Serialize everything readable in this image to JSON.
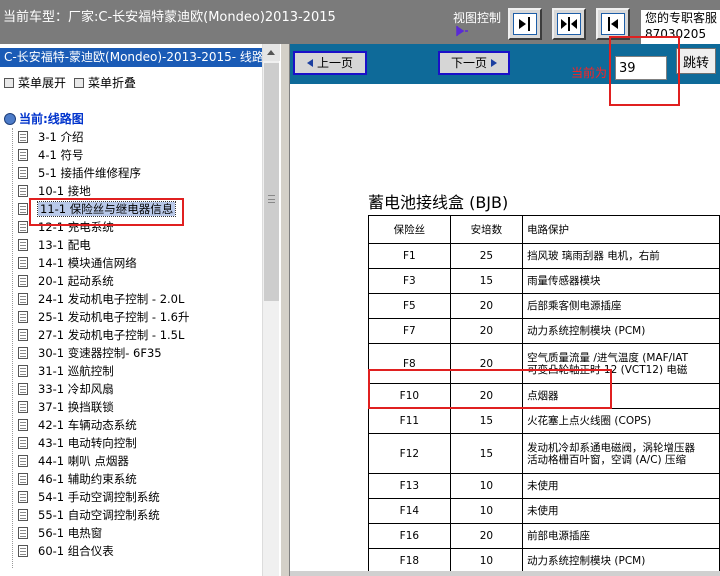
{
  "topbar": {
    "car_model": "当前车型：厂家:C-长安福特蒙迪欧(Mondeo)2013-2015",
    "view_control_label": "视图控制",
    "agent_line1": "您的专职客服",
    "agent_line2": "87030205"
  },
  "left": {
    "title": "C-长安福特-蒙迪欧(Mondeo)-2013-2015- 线路图",
    "expand_all": "菜单展开",
    "collapse_all": "菜单折叠",
    "root": "当前:线路图",
    "items": [
      "3-1 介绍",
      "4-1 符号",
      "5-1 接插件维修程序",
      "10-1 接地",
      "11-1 保险丝与继电器信息",
      "12-1 充电系统",
      "13-1 配电",
      "14-1 模块通信网络",
      "20-1 起动系统",
      "24-1 发动机电子控制 - 2.0L",
      "25-1 发动机电子控制 - 1.6升",
      "27-1 发动机电子控制 - 1.5L",
      "30-1 变速器控制- 6F35",
      "31-1 巡航控制",
      "33-1 冷却风扇",
      "37-1 换挡联锁",
      "42-1 车辆动态系统",
      "43-1 电动转向控制",
      "44-1 喇叭 点烟器",
      "46-1 辅助约束系统",
      "54-1 手动空调控制系统",
      "55-1 自动空调控制系统",
      "56-1 电热窗",
      "60-1 组合仪表"
    ]
  },
  "nav": {
    "prev": "上一页",
    "next": "下一页",
    "current_label": "当前为",
    "current_page": "39",
    "jump": "跳转"
  },
  "doc": {
    "title": "蓄电池接线盒 (BJB)",
    "headers": [
      "保险丝",
      "安培数",
      "电路保护"
    ],
    "rows": [
      [
        "F1",
        "25",
        "挡风玻 璃雨刮器 电机，右前"
      ],
      [
        "F3",
        "15",
        "雨量传感器模块"
      ],
      [
        "F5",
        "20",
        "后部乘客侧电源插座"
      ],
      [
        "F7",
        "20",
        "动力系统控制模块 (PCM)"
      ],
      [
        "F8",
        "20",
        "空气质量流量 /进气温度 (MAF/IAT\n可变凸轮轴正时 12 (VCT12) 电磁"
      ],
      [
        "F10",
        "20",
        "点烟器"
      ],
      [
        "F11",
        "15",
        "火花塞上点火线圈 (COPS)"
      ],
      [
        "F12",
        "15",
        "发动机冷却系通电磁阀，涡轮增压器\n活动格栅百叶窗，空调 (A/C) 压缩"
      ],
      [
        "F13",
        "10",
        "未使用"
      ],
      [
        "F14",
        "10",
        "未使用"
      ],
      [
        "F16",
        "20",
        "前部电源插座"
      ],
      [
        "F18",
        "10",
        "动力系统控制模块 (PCM)"
      ]
    ]
  },
  "colors": {
    "topbar": "#7b7b7b",
    "left_title": "#1a5bb6",
    "nav_bar": "#0e6a99",
    "highlight_red": "#e02020"
  }
}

────

**REQUIRED WORK**
Print out the whole of the material word for word, without pictures.

**RESULT**
Serialize everything readable in this image to JSON.
{
  "topbar": {
    "car_model": "当前车型：厂家:C-长安福特蒙迪欧(Mondeo)2013-2015",
    "view_control_label": "视图控制",
    "agent_line1": "您的专职客服",
    "agent_line2": "87030205"
  },
  "left": {
    "title": "C-长安福特-蒙迪欧(Mondeo)-2013-2015- 线路图",
    "expand_all": "菜单展开",
    "collapse_all": "菜单折叠",
    "root": "当前:线路图",
    "items": [
      "3-1 介绍",
      "4-1 符号",
      "5-1 接插件维修程序",
      "10-1 接地",
      "11-1 保险丝与继电器信息",
      "12-1 充电系统",
      "13-1 配电",
      "14-1 模块通信网络",
      "20-1 起动系统",
      "24-1 发动机电子控制 - 2.0L",
      "25-1 发动机电子控制 - 1.6升",
      "27-1 发动机电子控制 - 1.5L",
      "30-1 变速器控制- 6F35",
      "31-1 巡航控制",
      "33-1 冷却风扇",
      "37-1 换挡联锁",
      "42-1 车辆动态系统",
      "43-1 电动转向控制",
      "44-1 喇叭 点烟器",
      "46-1 辅助约束系统",
      "54-1 手动空调控制系统",
      "55-1 自动空调控制系统",
      "56-1 电热窗",
      "60-1 组合仪表"
    ]
  },
  "nav": {
    "prev": "上一页",
    "next": "下一页",
    "current_label": "当前为",
    "current_page": "39",
    "jump": "跳转"
  },
  "doc": {
    "title": "蓄电池接线盒 (BJB)",
    "headers": [
      "保险丝",
      "安培数",
      "电路保护"
    ],
    "rows": [
      [
        "F1",
        "25",
        "挡风玻 璃雨刮器 电机，右前"
      ],
      [
        "F3",
        "15",
        "雨量传感器模块"
      ],
      [
        "F5",
        "20",
        "后部乘客侧电源插座"
      ],
      [
        "F7",
        "20",
        "动力系统控制模块 (PCM)"
      ],
      [
        "F8",
        "20",
        "空气质量流量 /进气温度 (MAF/IAT\n可变凸轮轴正时 12 (VCT12) 电磁"
      ],
      [
        "F10",
        "20",
        "点烟器"
      ],
      [
        "F11",
        "15",
        "火花塞上点火线圈 (COPS)"
      ],
      [
        "F12",
        "15",
        "发动机冷却系通电磁阀，涡轮增压器\n活动格栅百叶窗，空调 (A/C) 压缩"
      ],
      [
        "F13",
        "10",
        "未使用"
      ],
      [
        "F14",
        "10",
        "未使用"
      ],
      [
        "F16",
        "20",
        "前部电源插座"
      ],
      [
        "F18",
        "10",
        "动力系统控制模块 (PCM)"
      ]
    ]
  },
  "colors": {
    "topbar": "#7b7b7b",
    "left_title": "#1a5bb6",
    "nav_bar": "#0e6a99",
    "highlight_red": "#e02020"
  }
}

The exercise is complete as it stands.